What is being asked. Scan the material below for the string "JSON", and copy every line where it shows up.

* Start Provided information *

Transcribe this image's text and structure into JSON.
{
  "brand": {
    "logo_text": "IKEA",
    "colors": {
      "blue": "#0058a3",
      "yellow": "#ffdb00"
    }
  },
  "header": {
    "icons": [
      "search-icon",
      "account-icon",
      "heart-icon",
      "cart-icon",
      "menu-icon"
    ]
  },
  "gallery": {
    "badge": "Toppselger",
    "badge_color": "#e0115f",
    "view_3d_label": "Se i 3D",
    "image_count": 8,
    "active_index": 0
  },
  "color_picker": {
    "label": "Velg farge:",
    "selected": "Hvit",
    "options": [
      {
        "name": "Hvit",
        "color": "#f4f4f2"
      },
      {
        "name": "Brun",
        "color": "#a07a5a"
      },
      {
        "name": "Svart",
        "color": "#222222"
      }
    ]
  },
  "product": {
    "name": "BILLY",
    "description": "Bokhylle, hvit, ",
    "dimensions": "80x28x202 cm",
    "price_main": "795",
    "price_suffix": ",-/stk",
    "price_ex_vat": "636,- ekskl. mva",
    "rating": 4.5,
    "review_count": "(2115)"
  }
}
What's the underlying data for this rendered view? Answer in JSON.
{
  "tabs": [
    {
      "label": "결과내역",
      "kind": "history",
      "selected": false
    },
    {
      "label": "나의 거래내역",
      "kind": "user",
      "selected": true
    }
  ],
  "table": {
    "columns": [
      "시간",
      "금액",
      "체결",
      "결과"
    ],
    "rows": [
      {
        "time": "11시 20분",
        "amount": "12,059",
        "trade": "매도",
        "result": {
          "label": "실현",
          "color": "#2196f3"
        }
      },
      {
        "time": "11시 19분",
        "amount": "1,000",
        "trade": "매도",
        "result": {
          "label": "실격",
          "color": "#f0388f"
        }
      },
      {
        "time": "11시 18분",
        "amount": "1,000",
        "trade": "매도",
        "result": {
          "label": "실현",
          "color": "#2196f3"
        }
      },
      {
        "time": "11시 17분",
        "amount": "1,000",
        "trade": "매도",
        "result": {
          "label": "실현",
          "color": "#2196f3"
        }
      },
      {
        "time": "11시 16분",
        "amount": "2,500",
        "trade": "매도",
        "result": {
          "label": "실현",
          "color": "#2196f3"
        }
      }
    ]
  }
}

* End Provided information *

Solution for this exercise.
Transcribe this image's text and structure into JSON.
What's the underlying data for this rendered view? Answer in JSON.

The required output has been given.